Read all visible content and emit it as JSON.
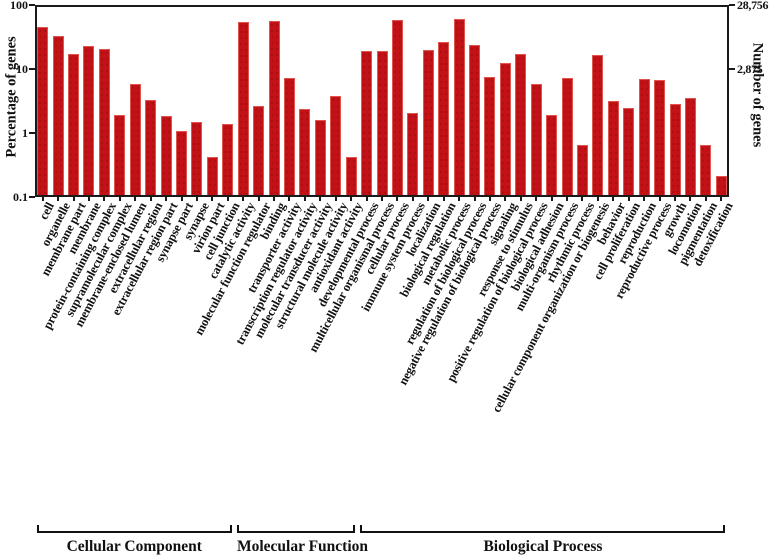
{
  "chart_data": {
    "type": "bar",
    "title": "",
    "ylabel_left": "Percentage of genes",
    "ylabel_right": "Number of genes",
    "y_scale": "log",
    "ylim": [
      0.1,
      100
    ],
    "grid": false,
    "bar_color": "#c31217",
    "left_ticks": [
      "100",
      "10",
      "1",
      "0.1"
    ],
    "left_tick_values": [
      100,
      10,
      1,
      0.1
    ],
    "right_ticks": [
      {
        "label": "28,756",
        "percent": 100
      },
      {
        "label": "2,875",
        "percent": 10
      }
    ],
    "groups": [
      {
        "name": "Cellular Component",
        "bars": [
          {
            "label": "cell",
            "percent": 43
          },
          {
            "label": "organelle",
            "percent": 31
          },
          {
            "label": "membrane part",
            "percent": 16
          },
          {
            "label": "membrane",
            "percent": 21
          },
          {
            "label": "protein-containing complex",
            "percent": 19
          },
          {
            "label": "supramolecular complex",
            "percent": 1.8
          },
          {
            "label": "membrane-enclosed lumen",
            "percent": 5.4
          },
          {
            "label": "extracellular region",
            "percent": 3.1
          },
          {
            "label": "extracellular region part",
            "percent": 1.7
          },
          {
            "label": "synapse part",
            "percent": 1.0
          },
          {
            "label": "synapse",
            "percent": 1.4
          },
          {
            "label": "virion part",
            "percent": 0.4
          },
          {
            "label": "cell junction",
            "percent": 1.3
          }
        ]
      },
      {
        "name": "Molecular Function",
        "bars": [
          {
            "label": "catalytic activity",
            "percent": 50
          },
          {
            "label": "molecular function regulator",
            "percent": 2.5
          },
          {
            "label": "binding",
            "percent": 52
          },
          {
            "label": "transporter activity",
            "percent": 6.8
          },
          {
            "label": "transcription regulator activity",
            "percent": 2.2
          },
          {
            "label": "molecular transducer activity",
            "percent": 1.5
          },
          {
            "label": "structural molecule activity",
            "percent": 3.5
          },
          {
            "label": "antioxidant activity",
            "percent": 0.4
          }
        ]
      },
      {
        "name": "Biological Process",
        "bars": [
          {
            "label": "developmental process",
            "percent": 17.5
          },
          {
            "label": "multicellular organismal process",
            "percent": 18
          },
          {
            "label": "cellular process",
            "percent": 55
          },
          {
            "label": "immune system process",
            "percent": 1.9
          },
          {
            "label": "localization",
            "percent": 18.5
          },
          {
            "label": "biological regulation",
            "percent": 25
          },
          {
            "label": "metabolic process",
            "percent": 57
          },
          {
            "label": "regulation of biological process",
            "percent": 22
          },
          {
            "label": "negative regulation of biological process",
            "percent": 7
          },
          {
            "label": "signaling",
            "percent": 11.5
          },
          {
            "label": "response to stimulus",
            "percent": 16
          },
          {
            "label": "positive regulation of biological process",
            "percent": 5.5
          },
          {
            "label": "biological adhesion",
            "percent": 1.8
          },
          {
            "label": "multi-organism process",
            "percent": 6.8
          },
          {
            "label": "rhythmic process",
            "percent": 0.6
          },
          {
            "label": "cellular component organization or biogenesis",
            "percent": 15.7
          },
          {
            "label": "behavior",
            "percent": 2.9
          },
          {
            "label": "cell proliferation",
            "percent": 2.3
          },
          {
            "label": "reproduction",
            "percent": 6.4
          },
          {
            "label": "reproductive process",
            "percent": 6.3
          },
          {
            "label": "growth",
            "percent": 2.6
          },
          {
            "label": "locomotion",
            "percent": 3.3
          },
          {
            "label": "pigmentation",
            "percent": 0.6
          },
          {
            "label": "detoxification",
            "percent": 0.2
          }
        ]
      }
    ]
  }
}
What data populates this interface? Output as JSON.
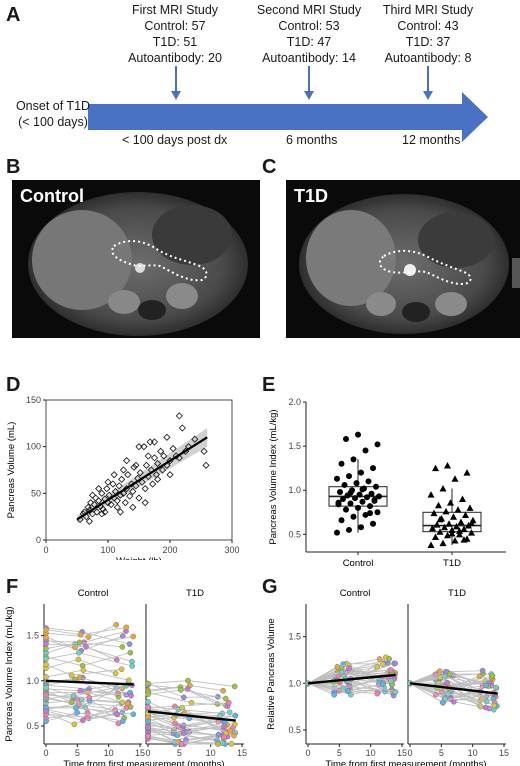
{
  "panels": {
    "a": "A",
    "b": "B",
    "c": "C",
    "d": "D",
    "e": "E",
    "f": "F",
    "g": "G"
  },
  "timeline": {
    "onset": [
      "Onset of T1D",
      "(< 100 days)"
    ],
    "studies": [
      {
        "title": "First MRI Study",
        "lines": [
          "Control: 57",
          "T1D: 51",
          "Autoantibody: 20"
        ]
      },
      {
        "title": "Second MRI Study",
        "lines": [
          "Control: 53",
          "T1D: 47",
          "Autoantibody: 14"
        ]
      },
      {
        "title": "Third MRI Study",
        "lines": [
          "Control: 43",
          "T1D: 37",
          "Autoantibody: 8"
        ]
      }
    ],
    "times": [
      "< 100 days post dx",
      "6 months",
      "12 months"
    ],
    "arrow_color": "#4a72c4"
  },
  "mri": {
    "control_label": "Control",
    "t1d_label": "T1D"
  },
  "chart_data": [
    {
      "panel": "D",
      "type": "scatter",
      "xlabel": "Weight (lb)",
      "ylabel": "Pancreas Volume (mL)",
      "xlim": [
        0,
        300
      ],
      "ylim": [
        0,
        150
      ],
      "xticks": [
        0,
        100,
        200,
        300
      ],
      "yticks": [
        0,
        50,
        100,
        150
      ],
      "fit": {
        "x0": 50,
        "y0": 22,
        "x1": 260,
        "y1": 110
      },
      "points": [
        [
          55,
          22
        ],
        [
          60,
          28
        ],
        [
          62,
          30
        ],
        [
          65,
          25
        ],
        [
          68,
          35
        ],
        [
          70,
          32
        ],
        [
          72,
          40
        ],
        [
          75,
          28
        ],
        [
          78,
          38
        ],
        [
          80,
          45
        ],
        [
          82,
          30
        ],
        [
          85,
          42
        ],
        [
          88,
          36
        ],
        [
          90,
          50
        ],
        [
          92,
          33
        ],
        [
          95,
          44
        ],
        [
          98,
          55
        ],
        [
          100,
          40
        ],
        [
          102,
          48
        ],
        [
          105,
          38
        ],
        [
          108,
          60
        ],
        [
          110,
          45
        ],
        [
          112,
          52
        ],
        [
          115,
          42
        ],
        [
          118,
          58
        ],
        [
          120,
          48
        ],
        [
          122,
          65
        ],
        [
          125,
          50
        ],
        [
          128,
          40
        ],
        [
          130,
          55
        ],
        [
          132,
          70
        ],
        [
          135,
          47
        ],
        [
          138,
          60
        ],
        [
          140,
          52
        ],
        [
          142,
          78
        ],
        [
          145,
          58
        ],
        [
          148,
          66
        ],
        [
          150,
          45
        ],
        [
          152,
          72
        ],
        [
          155,
          62
        ],
        [
          158,
          100
        ],
        [
          160,
          55
        ],
        [
          162,
          80
        ],
        [
          165,
          68
        ],
        [
          168,
          105
        ],
        [
          170,
          75
        ],
        [
          172,
          60
        ],
        [
          175,
          88
        ],
        [
          178,
          70
        ],
        [
          180,
          82
        ],
        [
          185,
          95
        ],
        [
          188,
          75
        ],
        [
          190,
          90
        ],
        [
          195,
          80
        ],
        [
          200,
          85
        ],
        [
          205,
          98
        ],
        [
          210,
          90
        ],
        [
          215,
          88
        ],
        [
          220,
          120
        ],
        [
          225,
          95
        ],
        [
          230,
          100
        ],
        [
          240,
          108
        ],
        [
          255,
          95
        ],
        [
          258,
          80
        ],
        [
          120,
          30
        ],
        [
          100,
          62
        ],
        [
          90,
          28
        ],
        [
          140,
          35
        ],
        [
          150,
          100
        ],
        [
          160,
          40
        ],
        [
          130,
          85
        ],
        [
          110,
          70
        ],
        [
          175,
          105
        ],
        [
          195,
          110
        ],
        [
          215,
          133
        ],
        [
          200,
          70
        ],
        [
          180,
          65
        ],
        [
          165,
          90
        ],
        [
          145,
          80
        ],
        [
          125,
          75
        ],
        [
          85,
          55
        ],
        [
          75,
          48
        ],
        [
          70,
          20
        ],
        [
          95,
          30
        ],
        [
          115,
          35
        ]
      ]
    },
    {
      "panel": "E",
      "type": "box",
      "categories": [
        "Control",
        "T1D"
      ],
      "ylabel": "Pancreas Volume Index (mL/kg)",
      "ylim": [
        0.3,
        2.0
      ],
      "yticks": [
        0.5,
        1.0,
        1.5,
        2.0
      ],
      "boxes": [
        {
          "name": "Control",
          "q1": 0.82,
          "median": 0.93,
          "q3": 1.04,
          "whisker_low": 0.52,
          "whisker_high": 1.35,
          "points": [
            0.52,
            0.55,
            0.58,
            0.62,
            0.66,
            0.7,
            0.72,
            0.75,
            0.78,
            0.8,
            0.82,
            0.84,
            0.85,
            0.87,
            0.88,
            0.9,
            0.91,
            0.92,
            0.93,
            0.94,
            0.95,
            0.96,
            0.98,
            1.0,
            1.02,
            1.04,
            1.06,
            1.08,
            1.1,
            1.13,
            1.16,
            1.2,
            1.25,
            1.3,
            1.35,
            1.45,
            1.52,
            1.58,
            1.63,
            0.74,
            0.86,
            0.97,
            1.01,
            0.89
          ]
        },
        {
          "name": "T1D",
          "q1": 0.53,
          "median": 0.6,
          "q3": 0.75,
          "whisker_low": 0.38,
          "whisker_high": 1.02,
          "points": [
            0.38,
            0.4,
            0.43,
            0.45,
            0.47,
            0.49,
            0.5,
            0.52,
            0.53,
            0.55,
            0.56,
            0.57,
            0.58,
            0.59,
            0.6,
            0.61,
            0.62,
            0.64,
            0.66,
            0.68,
            0.7,
            0.72,
            0.74,
            0.76,
            0.78,
            0.8,
            0.83,
            0.86,
            0.9,
            0.95,
            1.02,
            1.13,
            1.2,
            1.25,
            1.28,
            0.54,
            0.63,
            0.67,
            0.51,
            0.44
          ]
        }
      ]
    },
    {
      "panel": "F",
      "type": "line",
      "ylabel": "Pancreas Volume Index (mL/kg)",
      "xlabel": "Time from first measurement (months)",
      "facets": [
        "Control",
        "T1D"
      ],
      "xlim": [
        0,
        15
      ],
      "ylim": [
        0.3,
        1.85
      ],
      "xticks": [
        0,
        5,
        10,
        15
      ],
      "yticks": [
        0.5,
        1.0,
        1.5
      ],
      "trends": [
        {
          "y0": 1.0,
          "y1": 0.96
        },
        {
          "y0": 0.66,
          "y1": 0.56
        }
      ],
      "starts": [
        [
          0.55,
          1.65
        ],
        [
          0.35,
          1.0
        ]
      ]
    },
    {
      "panel": "G",
      "type": "line",
      "ylabel": "Relative Pancreas Volume",
      "xlabel": "Time from first measurement (months)",
      "facets": [
        "Control",
        "T1D"
      ],
      "xlim": [
        0,
        15
      ],
      "ylim": [
        0.35,
        1.85
      ],
      "xticks": [
        0,
        5,
        10,
        15
      ],
      "yticks": [
        0.5,
        1.0,
        1.5
      ],
      "trends": [
        {
          "y0": 1.0,
          "y1": 1.09
        },
        {
          "y0": 1.0,
          "y1": 0.89
        }
      ],
      "starts": [
        [
          1.0,
          1.0
        ],
        [
          1.0,
          1.0
        ]
      ]
    }
  ],
  "palette": [
    "#e8a838",
    "#9ac43e",
    "#5bb6e8",
    "#c678d8",
    "#f07fb0",
    "#6fd0c0",
    "#d9c43a",
    "#8f8fe8"
  ]
}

● **What you should do**:
Tally the lines of the records holding the word "JSON", then give only the resulting number.

● **Response for this exercise**:
2